[TASK DETAILS]
Reproduce the records below exactly as given.

-- BEGIN DATASET RECORDS --

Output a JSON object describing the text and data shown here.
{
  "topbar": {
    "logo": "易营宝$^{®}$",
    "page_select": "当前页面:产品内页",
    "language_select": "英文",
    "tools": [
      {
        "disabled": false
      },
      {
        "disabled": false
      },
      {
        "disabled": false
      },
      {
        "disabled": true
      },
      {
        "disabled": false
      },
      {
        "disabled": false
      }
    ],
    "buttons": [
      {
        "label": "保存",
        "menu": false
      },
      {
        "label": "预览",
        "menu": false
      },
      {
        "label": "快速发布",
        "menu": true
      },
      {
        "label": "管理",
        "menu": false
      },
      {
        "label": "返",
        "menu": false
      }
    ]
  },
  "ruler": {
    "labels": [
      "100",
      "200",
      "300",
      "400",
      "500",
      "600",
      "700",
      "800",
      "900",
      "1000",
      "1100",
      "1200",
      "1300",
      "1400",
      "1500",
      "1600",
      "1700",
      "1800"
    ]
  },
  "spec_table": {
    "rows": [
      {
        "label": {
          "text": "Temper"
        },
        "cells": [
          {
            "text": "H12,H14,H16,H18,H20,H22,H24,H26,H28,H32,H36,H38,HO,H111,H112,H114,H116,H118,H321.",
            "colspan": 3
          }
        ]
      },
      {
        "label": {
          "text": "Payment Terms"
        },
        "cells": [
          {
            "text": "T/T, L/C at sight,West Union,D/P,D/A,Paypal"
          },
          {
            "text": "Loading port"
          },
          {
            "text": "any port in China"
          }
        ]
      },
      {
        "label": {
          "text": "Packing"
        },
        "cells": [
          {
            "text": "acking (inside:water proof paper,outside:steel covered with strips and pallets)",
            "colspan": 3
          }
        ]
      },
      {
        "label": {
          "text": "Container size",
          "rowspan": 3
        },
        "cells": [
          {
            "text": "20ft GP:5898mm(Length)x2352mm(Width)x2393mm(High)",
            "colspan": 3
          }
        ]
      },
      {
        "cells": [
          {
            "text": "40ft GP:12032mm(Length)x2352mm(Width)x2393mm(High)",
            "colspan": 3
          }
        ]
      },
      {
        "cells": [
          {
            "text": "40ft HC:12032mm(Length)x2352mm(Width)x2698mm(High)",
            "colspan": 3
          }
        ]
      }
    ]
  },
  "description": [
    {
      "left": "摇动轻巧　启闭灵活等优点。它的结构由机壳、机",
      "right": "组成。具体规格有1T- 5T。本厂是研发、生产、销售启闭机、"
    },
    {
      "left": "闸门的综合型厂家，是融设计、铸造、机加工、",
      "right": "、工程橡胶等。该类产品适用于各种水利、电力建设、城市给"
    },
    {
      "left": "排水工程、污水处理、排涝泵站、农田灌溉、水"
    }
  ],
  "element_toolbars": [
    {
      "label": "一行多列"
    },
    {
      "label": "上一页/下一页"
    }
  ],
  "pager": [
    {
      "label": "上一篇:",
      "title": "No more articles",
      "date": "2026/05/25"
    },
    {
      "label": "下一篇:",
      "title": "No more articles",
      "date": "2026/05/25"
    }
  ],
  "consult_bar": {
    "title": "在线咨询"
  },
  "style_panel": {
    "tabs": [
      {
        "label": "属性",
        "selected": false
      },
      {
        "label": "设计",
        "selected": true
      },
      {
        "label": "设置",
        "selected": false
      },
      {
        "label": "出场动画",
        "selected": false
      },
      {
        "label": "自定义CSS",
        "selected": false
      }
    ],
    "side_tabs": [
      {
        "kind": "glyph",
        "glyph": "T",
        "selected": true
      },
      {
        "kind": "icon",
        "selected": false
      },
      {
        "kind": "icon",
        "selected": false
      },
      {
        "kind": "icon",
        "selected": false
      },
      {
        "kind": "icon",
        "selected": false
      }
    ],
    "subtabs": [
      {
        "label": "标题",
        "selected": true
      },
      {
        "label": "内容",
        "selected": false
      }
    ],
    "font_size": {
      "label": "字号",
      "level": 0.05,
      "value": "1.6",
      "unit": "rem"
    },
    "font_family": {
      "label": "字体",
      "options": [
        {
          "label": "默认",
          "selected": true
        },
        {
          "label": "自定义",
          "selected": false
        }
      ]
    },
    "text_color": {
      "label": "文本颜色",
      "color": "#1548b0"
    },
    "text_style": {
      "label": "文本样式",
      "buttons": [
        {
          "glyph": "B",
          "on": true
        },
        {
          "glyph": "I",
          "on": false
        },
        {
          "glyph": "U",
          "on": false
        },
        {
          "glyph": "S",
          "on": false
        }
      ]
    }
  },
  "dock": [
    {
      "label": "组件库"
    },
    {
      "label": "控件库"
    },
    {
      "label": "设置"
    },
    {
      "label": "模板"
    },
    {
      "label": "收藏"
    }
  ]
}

-- END DATASET RECORDS --

[RESULT FOR THIS TASK]
Output a JSON object describing the text and data shown here.
{
  "topbar": {
    "logo": "易营宝$^{®}$",
    "page_select": "当前页面:产品内页",
    "language_select": "英文",
    "tools": [
      {
        "disabled": false
      },
      {
        "disabled": false
      },
      {
        "disabled": false
      },
      {
        "disabled": true
      },
      {
        "disabled": false
      },
      {
        "disabled": false
      }
    ],
    "buttons": [
      {
        "label": "保存",
        "menu": false
      },
      {
        "label": "预览",
        "menu": false
      },
      {
        "label": "快速发布",
        "menu": true
      },
      {
        "label": "管理",
        "menu": false
      },
      {
        "label": "返",
        "menu": false
      }
    ]
  },
  "ruler": {
    "labels": [
      "100",
      "200",
      "300",
      "400",
      "500",
      "600",
      "700",
      "800",
      "900",
      "1000",
      "1100",
      "1200",
      "1300",
      "1400",
      "1500",
      "1600",
      "1700",
      "1800"
    ]
  },
  "spec_table": {
    "rows": [
      {
        "label": {
          "text": "Temper"
        },
        "cells": [
          {
            "text": "H12,H14,H16,H18,H20,H22,H24,H26,H28,H32,H36,H38,HO,H111,H112,H114,H116,H118,H321.",
            "colspan": 3
          }
        ]
      },
      {
        "label": {
          "text": "Payment Terms"
        },
        "cells": [
          {
            "text": "T/T, L/C at sight,West Union,D/P,D/A,Paypal"
          },
          {
            "text": "Loading port"
          },
          {
            "text": "any port in China"
          }
        ]
      },
      {
        "label": {
          "text": "Packing"
        },
        "cells": [
          {
            "text": "acking (inside:water proof paper,outside:steel covered with strips and pallets)",
            "colspan": 3
          }
        ]
      },
      {
        "label": {
          "text": "Container size",
          "rowspan": 3
        },
        "cells": [
          {
            "text": "20ft GP:5898mm(Length)x2352mm(Width)x2393mm(High)",
            "colspan": 3
          }
        ]
      },
      {
        "cells": [
          {
            "text": "40ft GP:12032mm(Length)x2352mm(Width)x2393mm(High)",
            "colspan": 3
          }
        ]
      },
      {
        "cells": [
          {
            "text": "40ft HC:12032mm(Length)x2352mm(Width)x2698mm(High)",
            "colspan": 3
          }
        ]
      }
    ]
  },
  "description": [
    {
      "left": "摇动轻巧　启闭灵活等优点。它的结构由机壳、机",
      "right": "组成。具体规格有1T- 5T。本厂是研发、生产、销售启闭机、"
    },
    {
      "left": "闸门的综合型厂家，是融设计、铸造、机加工、",
      "right": "、工程橡胶等。该类产品适用于各种水利、电力建设、城市给"
    },
    {
      "left": "排水工程、污水处理、排涝泵站、农田灌溉、水"
    }
  ],
  "element_toolbars": [
    {
      "label": "一行多列"
    },
    {
      "label": "上一页/下一页"
    }
  ],
  "pager": [
    {
      "label": "上一篇:",
      "title": "No more articles",
      "date": "2026/05/25"
    },
    {
      "label": "下一篇:",
      "title": "No more articles",
      "date": "2026/05/25"
    }
  ],
  "consult_bar": {
    "title": "在线咨询"
  },
  "style_panel": {
    "tabs": [
      {
        "label": "属性",
        "selected": false
      },
      {
        "label": "设计",
        "selected": true
      },
      {
        "label": "设置",
        "selected": false
      },
      {
        "label": "出场动画",
        "selected": false
      },
      {
        "label": "自定义CSS",
        "selected": false
      }
    ],
    "side_tabs": [
      {
        "kind": "glyph",
        "glyph": "T",
        "selected": true
      },
      {
        "kind": "icon",
        "selected": false
      },
      {
        "kind": "icon",
        "selected": false
      },
      {
        "kind": "icon",
        "selected": false
      },
      {
        "kind": "icon",
        "selected": false
      }
    ],
    "subtabs": [
      {
        "label": "标题",
        "selected": true
      },
      {
        "label": "内容",
        "selected": false
      }
    ],
    "font_size": {
      "label": "字号",
      "level": 0.05,
      "value": "1.6",
      "unit": "rem"
    },
    "font_family": {
      "label": "字体",
      "options": [
        {
          "label": "默认",
          "selected": true
        },
        {
          "label": "自定义",
          "selected": false
        }
      ]
    },
    "text_color": {
      "label": "文本颜色",
      "color": "#1548b0"
    },
    "text_style": {
      "label": "文本样式",
      "buttons": [
        {
          "glyph": "B",
          "on": true
        },
        {
          "glyph": "I",
          "on": false
        },
        {
          "glyph": "U",
          "on": false
        },
        {
          "glyph": "S",
          "on": false
        }
      ]
    }
  },
  "dock": [
    {
      "label": "组件库"
    },
    {
      "label": "控件库"
    },
    {
      "label": "设置"
    },
    {
      "label": "模板"
    },
    {
      "label": "收藏"
    }
  ]
}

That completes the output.